▸ Task prompt:
From the entries below, copy every line holding the word "цепочки".

▸ Input rows:
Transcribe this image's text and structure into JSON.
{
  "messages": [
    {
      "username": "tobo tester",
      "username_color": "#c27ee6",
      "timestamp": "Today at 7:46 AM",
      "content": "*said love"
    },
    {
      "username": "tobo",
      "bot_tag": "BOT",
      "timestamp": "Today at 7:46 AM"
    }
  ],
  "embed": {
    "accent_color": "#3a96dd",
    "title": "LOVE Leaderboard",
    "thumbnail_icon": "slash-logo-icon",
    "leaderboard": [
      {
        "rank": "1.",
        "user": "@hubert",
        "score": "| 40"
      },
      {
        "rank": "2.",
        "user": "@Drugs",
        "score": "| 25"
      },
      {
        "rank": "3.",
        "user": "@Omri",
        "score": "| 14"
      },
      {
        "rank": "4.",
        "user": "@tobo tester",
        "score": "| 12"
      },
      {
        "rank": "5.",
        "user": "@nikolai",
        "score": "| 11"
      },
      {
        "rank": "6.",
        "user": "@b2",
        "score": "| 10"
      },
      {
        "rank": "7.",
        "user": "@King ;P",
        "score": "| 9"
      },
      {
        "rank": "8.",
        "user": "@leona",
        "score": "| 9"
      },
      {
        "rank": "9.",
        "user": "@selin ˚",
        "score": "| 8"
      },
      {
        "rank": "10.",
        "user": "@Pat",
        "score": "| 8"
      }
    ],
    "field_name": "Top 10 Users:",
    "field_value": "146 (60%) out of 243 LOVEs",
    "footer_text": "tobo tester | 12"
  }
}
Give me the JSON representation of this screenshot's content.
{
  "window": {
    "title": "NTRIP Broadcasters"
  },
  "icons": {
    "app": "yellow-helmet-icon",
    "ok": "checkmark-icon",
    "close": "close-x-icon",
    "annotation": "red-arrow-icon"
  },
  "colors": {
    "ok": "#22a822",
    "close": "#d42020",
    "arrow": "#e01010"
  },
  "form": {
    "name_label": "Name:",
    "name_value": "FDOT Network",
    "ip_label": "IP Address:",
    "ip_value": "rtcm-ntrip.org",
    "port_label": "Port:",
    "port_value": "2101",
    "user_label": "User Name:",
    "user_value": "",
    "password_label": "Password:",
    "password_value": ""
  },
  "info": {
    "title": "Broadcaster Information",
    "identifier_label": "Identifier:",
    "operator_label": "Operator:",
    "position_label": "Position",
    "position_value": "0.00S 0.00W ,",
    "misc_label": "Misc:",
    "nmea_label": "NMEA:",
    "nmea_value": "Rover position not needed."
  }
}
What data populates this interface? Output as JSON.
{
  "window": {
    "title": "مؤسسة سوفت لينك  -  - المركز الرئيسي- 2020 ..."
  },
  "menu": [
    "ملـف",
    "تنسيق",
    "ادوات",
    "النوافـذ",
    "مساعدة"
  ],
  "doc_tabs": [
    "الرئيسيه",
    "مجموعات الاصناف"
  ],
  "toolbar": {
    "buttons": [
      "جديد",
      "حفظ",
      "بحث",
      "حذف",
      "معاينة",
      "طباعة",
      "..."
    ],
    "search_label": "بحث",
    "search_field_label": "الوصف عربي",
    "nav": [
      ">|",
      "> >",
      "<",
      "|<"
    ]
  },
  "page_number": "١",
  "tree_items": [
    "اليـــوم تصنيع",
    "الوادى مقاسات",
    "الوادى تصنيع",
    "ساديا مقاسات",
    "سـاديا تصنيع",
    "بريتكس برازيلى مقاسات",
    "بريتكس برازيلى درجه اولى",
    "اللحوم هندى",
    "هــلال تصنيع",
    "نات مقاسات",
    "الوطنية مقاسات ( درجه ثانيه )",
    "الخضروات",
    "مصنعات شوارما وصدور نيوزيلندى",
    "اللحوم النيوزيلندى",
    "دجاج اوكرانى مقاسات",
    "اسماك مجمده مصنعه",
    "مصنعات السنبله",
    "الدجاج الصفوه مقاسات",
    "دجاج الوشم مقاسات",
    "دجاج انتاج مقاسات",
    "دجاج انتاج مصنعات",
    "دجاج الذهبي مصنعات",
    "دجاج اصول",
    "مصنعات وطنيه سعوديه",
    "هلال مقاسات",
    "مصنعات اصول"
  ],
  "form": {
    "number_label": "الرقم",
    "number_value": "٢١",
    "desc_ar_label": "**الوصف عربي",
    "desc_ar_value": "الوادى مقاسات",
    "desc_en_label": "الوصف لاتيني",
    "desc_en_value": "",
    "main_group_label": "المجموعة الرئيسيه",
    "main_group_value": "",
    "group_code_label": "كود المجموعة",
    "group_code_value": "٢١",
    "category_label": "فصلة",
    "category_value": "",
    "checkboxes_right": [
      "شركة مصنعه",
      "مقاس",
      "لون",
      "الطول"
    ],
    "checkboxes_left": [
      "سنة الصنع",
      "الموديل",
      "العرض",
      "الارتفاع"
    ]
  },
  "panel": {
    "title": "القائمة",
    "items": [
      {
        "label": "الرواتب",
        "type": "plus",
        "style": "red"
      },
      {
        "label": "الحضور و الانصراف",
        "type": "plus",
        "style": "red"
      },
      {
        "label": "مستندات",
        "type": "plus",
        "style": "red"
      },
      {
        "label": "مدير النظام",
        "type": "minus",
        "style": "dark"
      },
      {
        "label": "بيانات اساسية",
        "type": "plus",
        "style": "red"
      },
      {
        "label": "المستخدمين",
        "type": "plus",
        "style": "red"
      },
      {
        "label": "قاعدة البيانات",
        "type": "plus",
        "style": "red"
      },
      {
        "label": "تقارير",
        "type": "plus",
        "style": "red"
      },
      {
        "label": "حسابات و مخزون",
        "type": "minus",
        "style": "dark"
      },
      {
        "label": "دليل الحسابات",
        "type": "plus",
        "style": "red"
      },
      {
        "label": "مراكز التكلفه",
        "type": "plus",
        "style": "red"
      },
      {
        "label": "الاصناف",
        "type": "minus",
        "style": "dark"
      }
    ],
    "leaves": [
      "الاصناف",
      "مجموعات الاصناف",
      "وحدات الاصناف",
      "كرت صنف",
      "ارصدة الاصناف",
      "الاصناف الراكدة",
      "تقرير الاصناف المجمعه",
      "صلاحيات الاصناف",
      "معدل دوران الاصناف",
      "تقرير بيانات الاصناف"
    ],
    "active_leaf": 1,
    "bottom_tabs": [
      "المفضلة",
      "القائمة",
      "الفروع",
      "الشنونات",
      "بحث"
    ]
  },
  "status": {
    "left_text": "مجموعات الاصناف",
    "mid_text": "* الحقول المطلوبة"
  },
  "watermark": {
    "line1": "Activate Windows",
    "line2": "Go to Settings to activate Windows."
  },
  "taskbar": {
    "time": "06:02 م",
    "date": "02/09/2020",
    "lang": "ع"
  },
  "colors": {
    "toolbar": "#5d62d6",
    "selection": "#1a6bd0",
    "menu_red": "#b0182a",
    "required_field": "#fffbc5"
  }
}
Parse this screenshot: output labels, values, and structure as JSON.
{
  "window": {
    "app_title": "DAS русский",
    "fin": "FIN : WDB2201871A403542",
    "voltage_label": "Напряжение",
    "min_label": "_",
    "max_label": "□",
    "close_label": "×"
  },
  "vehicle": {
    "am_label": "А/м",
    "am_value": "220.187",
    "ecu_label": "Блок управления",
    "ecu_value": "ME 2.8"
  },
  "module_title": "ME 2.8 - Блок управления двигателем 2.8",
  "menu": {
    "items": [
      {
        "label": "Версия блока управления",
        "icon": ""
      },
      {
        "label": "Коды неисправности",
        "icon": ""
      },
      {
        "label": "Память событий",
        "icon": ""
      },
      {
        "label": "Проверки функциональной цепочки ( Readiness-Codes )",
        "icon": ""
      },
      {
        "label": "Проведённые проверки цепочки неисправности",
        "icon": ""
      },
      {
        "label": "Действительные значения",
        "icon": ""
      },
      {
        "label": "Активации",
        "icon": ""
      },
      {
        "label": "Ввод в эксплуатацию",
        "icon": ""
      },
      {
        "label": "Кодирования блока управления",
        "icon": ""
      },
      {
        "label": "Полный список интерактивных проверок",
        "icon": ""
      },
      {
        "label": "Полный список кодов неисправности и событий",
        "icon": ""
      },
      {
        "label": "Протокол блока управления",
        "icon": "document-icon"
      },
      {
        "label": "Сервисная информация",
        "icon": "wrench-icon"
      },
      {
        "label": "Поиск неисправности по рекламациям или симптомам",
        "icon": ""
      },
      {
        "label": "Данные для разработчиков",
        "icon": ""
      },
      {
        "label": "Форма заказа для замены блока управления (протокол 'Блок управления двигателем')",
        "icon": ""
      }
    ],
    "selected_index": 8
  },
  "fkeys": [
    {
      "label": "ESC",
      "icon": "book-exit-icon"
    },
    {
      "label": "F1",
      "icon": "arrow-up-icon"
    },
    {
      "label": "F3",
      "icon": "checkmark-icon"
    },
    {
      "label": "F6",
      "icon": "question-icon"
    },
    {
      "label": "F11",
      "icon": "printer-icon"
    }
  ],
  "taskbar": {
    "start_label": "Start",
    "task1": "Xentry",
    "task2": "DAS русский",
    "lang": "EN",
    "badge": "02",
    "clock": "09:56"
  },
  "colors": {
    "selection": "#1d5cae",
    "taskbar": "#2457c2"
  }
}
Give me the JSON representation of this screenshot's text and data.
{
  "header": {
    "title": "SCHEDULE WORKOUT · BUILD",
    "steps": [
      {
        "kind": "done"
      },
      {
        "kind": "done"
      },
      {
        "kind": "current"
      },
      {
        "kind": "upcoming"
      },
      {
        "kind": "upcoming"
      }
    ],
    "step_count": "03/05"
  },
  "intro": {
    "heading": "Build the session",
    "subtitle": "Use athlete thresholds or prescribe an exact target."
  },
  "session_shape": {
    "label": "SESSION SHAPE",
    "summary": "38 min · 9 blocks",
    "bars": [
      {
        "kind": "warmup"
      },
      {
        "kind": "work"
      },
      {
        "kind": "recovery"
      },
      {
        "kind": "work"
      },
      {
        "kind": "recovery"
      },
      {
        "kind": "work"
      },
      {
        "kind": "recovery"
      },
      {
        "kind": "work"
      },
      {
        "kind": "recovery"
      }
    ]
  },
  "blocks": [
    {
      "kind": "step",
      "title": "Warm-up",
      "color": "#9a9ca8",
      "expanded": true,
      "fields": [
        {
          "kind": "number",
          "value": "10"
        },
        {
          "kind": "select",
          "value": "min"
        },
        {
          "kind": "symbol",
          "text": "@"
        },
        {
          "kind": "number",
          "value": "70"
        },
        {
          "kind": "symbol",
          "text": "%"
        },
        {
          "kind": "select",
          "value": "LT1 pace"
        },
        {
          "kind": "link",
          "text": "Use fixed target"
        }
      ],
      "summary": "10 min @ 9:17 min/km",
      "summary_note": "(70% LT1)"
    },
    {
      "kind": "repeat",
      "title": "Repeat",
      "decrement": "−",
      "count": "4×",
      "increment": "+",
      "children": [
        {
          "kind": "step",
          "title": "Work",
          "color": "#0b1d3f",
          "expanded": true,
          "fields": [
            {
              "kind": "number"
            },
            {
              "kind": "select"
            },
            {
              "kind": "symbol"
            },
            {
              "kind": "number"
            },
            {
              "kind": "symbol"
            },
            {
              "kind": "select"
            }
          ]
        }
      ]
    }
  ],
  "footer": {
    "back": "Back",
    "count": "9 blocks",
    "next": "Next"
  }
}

▸ The result:
        "label": "Проверки функциональной цепочки ( Readiness-Codes )",
        "label": "Проведённые проверки цепочки неисправности",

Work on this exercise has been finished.